**Stated goal**. Work out the number of lines containing "text". Give that number alone.

(Stored records)
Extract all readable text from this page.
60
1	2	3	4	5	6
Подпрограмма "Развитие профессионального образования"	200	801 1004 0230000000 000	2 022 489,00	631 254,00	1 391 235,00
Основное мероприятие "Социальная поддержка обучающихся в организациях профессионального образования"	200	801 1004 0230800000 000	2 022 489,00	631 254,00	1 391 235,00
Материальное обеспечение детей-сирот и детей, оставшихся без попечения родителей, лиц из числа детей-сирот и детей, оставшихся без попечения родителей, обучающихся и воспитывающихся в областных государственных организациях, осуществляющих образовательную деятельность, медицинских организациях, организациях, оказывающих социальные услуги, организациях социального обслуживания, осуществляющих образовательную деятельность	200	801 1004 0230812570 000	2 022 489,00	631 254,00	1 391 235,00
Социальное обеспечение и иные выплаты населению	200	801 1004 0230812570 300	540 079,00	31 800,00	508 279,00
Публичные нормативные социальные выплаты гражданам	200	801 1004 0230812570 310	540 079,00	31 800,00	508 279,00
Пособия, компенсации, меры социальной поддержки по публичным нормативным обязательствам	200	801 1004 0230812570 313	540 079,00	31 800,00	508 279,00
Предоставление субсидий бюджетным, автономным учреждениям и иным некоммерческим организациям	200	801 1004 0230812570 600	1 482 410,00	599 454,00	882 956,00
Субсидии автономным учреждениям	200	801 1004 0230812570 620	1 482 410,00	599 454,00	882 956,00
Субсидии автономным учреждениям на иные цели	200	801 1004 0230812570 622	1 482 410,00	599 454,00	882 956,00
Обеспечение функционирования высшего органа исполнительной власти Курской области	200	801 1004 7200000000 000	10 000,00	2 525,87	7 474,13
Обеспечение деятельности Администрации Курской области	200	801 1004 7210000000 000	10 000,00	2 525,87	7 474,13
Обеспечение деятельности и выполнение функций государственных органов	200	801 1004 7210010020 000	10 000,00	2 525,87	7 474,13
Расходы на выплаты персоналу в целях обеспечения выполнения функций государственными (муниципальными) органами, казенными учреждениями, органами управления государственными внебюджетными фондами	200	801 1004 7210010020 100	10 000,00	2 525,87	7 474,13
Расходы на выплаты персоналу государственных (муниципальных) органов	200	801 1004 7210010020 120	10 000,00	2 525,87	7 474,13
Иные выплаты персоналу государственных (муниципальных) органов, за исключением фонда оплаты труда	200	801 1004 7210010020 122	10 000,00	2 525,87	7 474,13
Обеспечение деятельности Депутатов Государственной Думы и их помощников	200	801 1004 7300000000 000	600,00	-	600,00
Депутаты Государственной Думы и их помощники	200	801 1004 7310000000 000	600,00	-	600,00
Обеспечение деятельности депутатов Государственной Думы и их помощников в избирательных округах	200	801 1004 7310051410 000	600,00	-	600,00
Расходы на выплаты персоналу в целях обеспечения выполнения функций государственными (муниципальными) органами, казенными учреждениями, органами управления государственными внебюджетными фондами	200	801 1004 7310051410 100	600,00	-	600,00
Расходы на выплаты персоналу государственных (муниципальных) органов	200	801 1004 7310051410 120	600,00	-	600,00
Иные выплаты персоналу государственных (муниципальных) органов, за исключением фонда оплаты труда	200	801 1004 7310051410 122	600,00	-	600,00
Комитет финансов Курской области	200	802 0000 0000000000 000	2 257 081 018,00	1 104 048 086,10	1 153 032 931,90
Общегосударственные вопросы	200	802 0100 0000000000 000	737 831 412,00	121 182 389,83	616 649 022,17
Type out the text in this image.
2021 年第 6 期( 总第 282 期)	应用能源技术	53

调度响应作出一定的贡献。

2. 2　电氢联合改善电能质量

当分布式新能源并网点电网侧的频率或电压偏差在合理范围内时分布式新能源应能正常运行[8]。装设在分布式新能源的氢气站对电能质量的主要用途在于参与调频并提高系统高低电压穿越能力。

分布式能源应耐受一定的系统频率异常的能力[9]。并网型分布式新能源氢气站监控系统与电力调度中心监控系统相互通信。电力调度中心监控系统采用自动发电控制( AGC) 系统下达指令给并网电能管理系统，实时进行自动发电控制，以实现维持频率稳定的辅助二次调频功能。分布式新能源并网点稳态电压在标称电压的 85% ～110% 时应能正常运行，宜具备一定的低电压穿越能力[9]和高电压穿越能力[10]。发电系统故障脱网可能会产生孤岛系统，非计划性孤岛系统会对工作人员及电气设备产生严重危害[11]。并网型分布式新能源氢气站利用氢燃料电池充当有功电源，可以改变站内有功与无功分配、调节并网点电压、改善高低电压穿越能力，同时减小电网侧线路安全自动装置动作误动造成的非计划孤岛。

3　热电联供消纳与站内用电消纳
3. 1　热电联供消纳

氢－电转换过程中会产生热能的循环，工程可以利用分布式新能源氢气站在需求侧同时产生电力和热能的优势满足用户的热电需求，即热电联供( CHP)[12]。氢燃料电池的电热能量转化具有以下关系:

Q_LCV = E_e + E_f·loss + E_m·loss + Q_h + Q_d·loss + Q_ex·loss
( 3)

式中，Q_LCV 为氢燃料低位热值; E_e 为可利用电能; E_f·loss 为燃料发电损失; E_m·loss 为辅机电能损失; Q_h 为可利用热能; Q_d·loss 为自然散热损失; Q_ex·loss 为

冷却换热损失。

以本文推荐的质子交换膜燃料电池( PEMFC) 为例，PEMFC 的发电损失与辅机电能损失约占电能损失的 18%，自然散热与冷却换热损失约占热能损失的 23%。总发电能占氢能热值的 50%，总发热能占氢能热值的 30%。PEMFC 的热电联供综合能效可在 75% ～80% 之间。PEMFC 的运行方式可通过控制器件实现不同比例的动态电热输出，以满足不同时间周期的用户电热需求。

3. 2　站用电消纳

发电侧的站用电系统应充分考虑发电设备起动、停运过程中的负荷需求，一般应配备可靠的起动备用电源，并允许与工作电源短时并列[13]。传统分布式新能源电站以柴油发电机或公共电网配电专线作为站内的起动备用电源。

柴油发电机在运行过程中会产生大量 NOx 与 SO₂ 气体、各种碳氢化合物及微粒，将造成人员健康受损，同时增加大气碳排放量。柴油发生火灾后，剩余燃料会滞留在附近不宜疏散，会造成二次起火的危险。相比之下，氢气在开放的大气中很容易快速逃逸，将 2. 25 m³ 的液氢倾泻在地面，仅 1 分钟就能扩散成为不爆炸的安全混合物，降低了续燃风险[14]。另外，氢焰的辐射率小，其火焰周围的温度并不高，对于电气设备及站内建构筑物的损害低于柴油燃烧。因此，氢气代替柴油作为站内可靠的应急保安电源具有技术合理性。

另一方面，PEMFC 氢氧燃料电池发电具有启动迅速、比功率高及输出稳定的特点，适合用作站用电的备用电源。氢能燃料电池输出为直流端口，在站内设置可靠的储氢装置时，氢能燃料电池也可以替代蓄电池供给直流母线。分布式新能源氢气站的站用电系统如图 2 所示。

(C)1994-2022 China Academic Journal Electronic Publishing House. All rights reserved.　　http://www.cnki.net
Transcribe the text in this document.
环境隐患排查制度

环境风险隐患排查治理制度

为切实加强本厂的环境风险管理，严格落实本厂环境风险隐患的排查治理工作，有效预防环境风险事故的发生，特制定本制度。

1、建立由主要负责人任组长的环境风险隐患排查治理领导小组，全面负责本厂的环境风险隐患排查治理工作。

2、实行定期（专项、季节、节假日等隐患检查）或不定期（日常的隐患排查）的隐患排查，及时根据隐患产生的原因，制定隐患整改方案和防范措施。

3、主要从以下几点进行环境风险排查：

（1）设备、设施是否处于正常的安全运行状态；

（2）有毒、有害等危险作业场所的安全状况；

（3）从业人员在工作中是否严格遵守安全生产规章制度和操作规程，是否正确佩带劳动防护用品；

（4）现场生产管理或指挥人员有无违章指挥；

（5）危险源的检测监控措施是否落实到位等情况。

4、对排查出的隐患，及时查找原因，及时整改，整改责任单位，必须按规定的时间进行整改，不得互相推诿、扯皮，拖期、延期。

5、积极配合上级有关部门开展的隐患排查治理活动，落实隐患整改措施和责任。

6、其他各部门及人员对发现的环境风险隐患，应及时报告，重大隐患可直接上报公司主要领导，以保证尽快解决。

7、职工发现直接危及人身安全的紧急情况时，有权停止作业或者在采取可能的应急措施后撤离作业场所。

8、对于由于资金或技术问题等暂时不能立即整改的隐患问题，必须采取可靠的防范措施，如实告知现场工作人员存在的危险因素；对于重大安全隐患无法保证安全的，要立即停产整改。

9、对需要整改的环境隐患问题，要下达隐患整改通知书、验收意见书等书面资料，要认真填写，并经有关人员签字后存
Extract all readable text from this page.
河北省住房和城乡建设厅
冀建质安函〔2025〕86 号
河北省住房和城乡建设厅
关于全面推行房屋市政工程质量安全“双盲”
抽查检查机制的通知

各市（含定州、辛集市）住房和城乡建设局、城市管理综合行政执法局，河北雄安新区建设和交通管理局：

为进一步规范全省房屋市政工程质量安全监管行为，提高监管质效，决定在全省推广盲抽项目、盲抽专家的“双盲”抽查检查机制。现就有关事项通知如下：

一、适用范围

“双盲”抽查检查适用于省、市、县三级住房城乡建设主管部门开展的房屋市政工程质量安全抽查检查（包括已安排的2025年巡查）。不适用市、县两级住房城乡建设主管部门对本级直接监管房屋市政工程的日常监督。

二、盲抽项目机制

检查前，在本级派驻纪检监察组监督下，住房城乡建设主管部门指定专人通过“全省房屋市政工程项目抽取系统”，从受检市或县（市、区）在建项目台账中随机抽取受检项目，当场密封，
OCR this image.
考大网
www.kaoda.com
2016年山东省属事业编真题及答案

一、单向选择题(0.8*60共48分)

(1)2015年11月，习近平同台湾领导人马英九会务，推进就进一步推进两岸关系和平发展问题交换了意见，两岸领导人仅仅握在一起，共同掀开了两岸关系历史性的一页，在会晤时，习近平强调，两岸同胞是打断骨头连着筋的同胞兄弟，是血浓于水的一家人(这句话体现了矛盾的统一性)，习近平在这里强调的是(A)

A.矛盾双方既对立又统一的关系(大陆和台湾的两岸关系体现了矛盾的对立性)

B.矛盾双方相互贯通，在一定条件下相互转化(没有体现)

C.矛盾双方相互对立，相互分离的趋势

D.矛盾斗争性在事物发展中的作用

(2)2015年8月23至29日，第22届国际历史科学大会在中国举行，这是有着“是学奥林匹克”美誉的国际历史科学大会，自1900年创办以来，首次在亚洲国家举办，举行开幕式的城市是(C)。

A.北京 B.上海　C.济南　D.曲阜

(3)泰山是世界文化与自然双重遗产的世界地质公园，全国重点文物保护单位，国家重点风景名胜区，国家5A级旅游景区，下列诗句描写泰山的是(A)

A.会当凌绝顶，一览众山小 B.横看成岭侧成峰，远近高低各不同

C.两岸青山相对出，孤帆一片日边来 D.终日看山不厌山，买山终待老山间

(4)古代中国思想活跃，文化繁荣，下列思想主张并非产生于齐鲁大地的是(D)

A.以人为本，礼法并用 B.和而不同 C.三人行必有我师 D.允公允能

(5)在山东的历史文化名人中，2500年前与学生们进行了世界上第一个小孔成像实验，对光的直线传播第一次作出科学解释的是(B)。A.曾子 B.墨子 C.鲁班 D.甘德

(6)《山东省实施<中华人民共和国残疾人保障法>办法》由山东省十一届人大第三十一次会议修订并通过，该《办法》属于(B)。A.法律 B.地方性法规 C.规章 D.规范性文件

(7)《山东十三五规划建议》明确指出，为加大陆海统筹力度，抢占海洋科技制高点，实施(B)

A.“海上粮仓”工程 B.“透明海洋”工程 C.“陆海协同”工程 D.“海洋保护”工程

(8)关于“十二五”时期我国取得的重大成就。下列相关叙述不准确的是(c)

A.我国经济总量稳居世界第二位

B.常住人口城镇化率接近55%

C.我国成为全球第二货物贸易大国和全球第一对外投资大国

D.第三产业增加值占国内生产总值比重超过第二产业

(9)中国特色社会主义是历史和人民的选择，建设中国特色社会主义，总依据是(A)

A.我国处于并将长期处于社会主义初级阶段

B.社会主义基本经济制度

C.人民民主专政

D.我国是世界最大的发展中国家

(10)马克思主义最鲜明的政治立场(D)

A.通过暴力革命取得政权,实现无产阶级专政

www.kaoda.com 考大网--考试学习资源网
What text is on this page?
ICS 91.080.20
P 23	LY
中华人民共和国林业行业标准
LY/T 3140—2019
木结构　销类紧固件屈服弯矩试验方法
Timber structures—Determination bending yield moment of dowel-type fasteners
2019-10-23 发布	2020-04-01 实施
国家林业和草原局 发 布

**Solution to the exercise**. 5